** Begin DATA LISTING **
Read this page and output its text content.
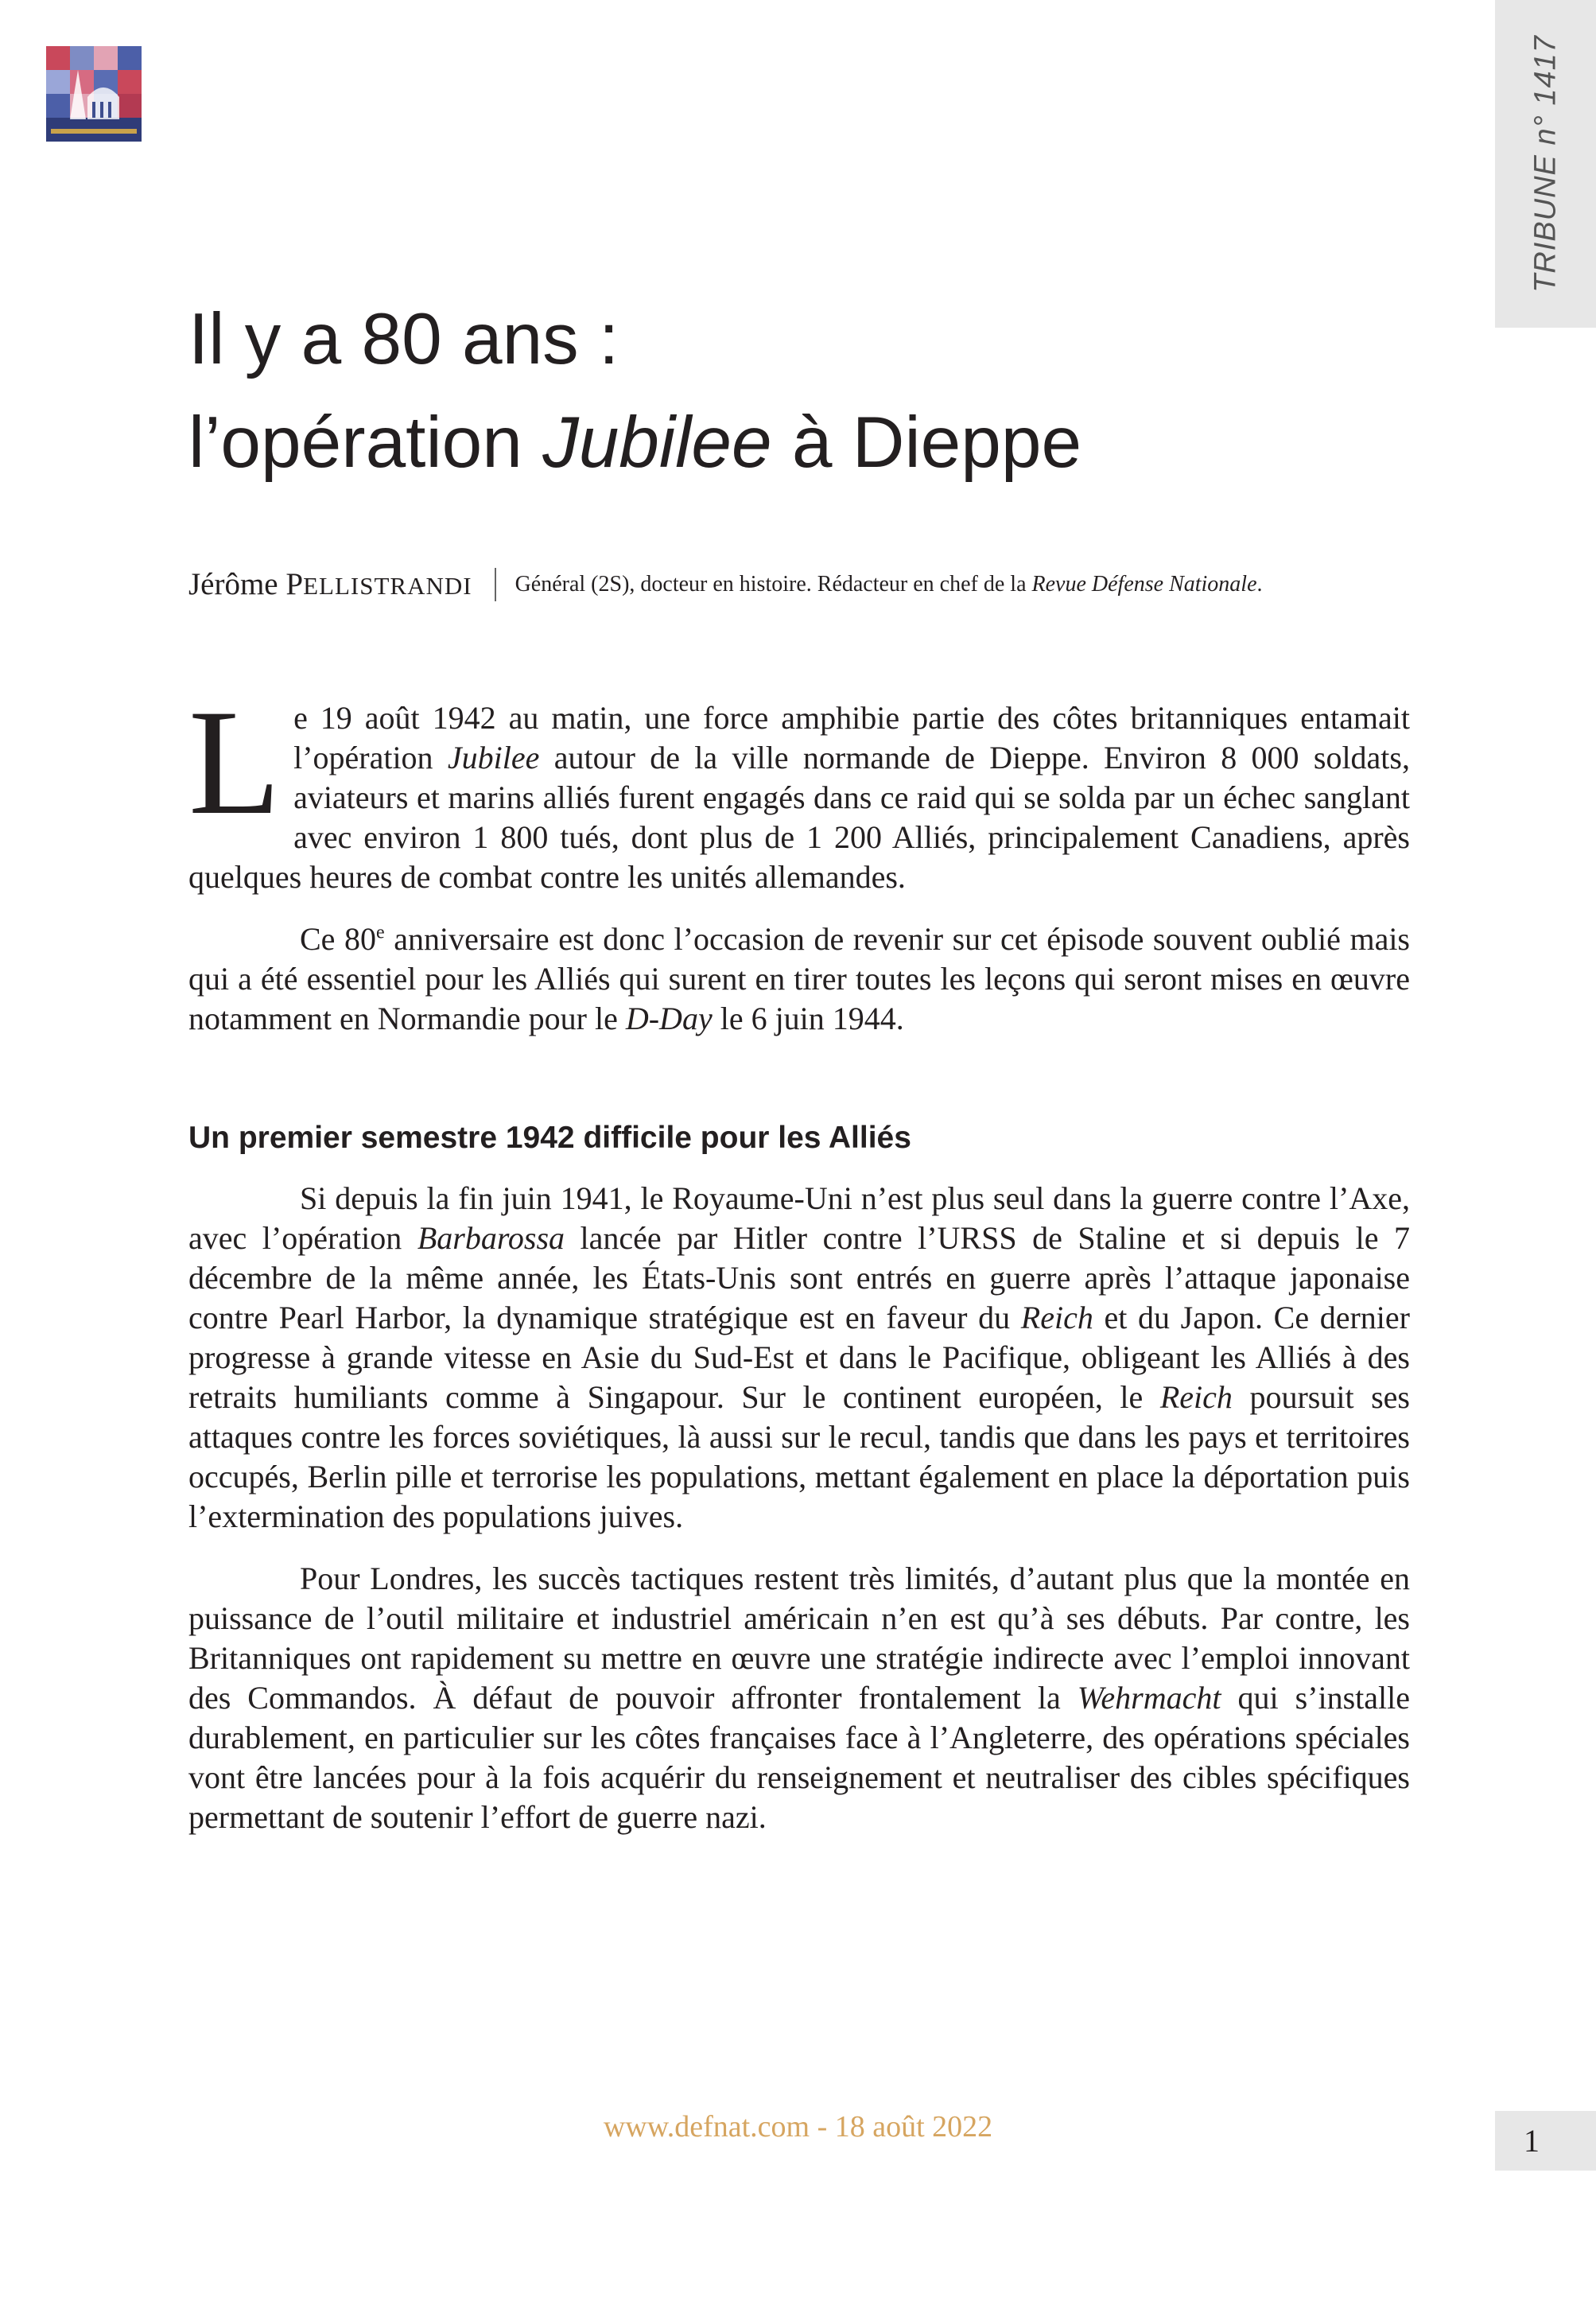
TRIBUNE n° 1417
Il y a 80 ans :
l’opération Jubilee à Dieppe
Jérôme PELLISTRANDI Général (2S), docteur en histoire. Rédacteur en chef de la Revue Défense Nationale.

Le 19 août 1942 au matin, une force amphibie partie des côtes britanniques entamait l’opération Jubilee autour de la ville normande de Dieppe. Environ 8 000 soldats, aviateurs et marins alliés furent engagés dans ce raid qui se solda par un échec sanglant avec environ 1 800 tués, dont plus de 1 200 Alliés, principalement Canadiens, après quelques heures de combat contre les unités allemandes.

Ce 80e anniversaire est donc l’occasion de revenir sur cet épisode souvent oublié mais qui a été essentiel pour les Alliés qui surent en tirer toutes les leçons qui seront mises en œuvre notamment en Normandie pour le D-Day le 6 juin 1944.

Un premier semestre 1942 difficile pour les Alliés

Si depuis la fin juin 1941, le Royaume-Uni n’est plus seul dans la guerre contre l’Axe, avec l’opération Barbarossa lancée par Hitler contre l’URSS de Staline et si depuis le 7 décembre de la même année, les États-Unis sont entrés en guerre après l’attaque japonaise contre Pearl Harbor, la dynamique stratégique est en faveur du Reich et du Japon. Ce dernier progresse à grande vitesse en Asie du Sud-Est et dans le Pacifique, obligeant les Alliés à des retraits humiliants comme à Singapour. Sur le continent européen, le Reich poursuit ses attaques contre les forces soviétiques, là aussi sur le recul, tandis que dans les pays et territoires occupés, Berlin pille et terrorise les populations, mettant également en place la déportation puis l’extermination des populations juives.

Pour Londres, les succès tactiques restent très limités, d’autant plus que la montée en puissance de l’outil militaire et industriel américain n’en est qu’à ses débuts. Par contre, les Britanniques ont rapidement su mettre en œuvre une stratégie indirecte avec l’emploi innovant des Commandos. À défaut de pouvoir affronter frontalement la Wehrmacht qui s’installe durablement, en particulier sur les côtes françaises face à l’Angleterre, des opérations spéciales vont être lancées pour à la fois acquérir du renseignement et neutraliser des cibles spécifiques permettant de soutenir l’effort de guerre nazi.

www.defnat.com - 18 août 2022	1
** End DATA LISTING **
** Begin DATA LISTING **
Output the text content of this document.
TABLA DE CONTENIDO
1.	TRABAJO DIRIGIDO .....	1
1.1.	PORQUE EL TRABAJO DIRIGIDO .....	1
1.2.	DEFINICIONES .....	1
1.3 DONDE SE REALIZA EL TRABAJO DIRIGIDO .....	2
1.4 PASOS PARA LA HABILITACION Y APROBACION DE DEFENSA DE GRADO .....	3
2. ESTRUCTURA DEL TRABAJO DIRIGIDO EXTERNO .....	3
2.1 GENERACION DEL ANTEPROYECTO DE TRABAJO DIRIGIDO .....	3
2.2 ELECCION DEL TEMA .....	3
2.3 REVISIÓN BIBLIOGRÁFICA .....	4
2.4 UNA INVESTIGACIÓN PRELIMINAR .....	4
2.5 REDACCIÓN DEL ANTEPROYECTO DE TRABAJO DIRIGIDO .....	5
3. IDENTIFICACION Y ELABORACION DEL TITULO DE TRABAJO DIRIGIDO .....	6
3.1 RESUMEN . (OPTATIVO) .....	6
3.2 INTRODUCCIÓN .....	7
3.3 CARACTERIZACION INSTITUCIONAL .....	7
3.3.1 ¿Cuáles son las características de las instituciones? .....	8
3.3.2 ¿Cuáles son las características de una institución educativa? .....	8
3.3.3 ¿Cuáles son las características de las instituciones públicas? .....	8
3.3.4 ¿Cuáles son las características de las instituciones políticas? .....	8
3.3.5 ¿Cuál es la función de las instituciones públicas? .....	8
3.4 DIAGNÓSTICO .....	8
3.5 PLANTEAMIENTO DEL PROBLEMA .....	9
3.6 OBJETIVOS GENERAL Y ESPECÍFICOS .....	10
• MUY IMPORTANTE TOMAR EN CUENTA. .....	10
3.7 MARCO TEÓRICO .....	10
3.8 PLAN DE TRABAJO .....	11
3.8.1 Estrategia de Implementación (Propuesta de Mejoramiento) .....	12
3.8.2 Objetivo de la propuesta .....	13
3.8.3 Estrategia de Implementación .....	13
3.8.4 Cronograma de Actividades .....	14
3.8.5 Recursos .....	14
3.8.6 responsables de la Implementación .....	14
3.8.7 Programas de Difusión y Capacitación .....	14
** End DATA LISTING **
Copy out each line of the material that holds the word "ANTEPROYECTO".

— COMPLETE RESPONSE —
2.1 GENERACION DEL ANTEPROYECTO DE TRABAJO DIRIGIDO .....	3
2.5 REDACCIÓN DEL ANTEPROYECTO DE TRABAJO DIRIGIDO .....	5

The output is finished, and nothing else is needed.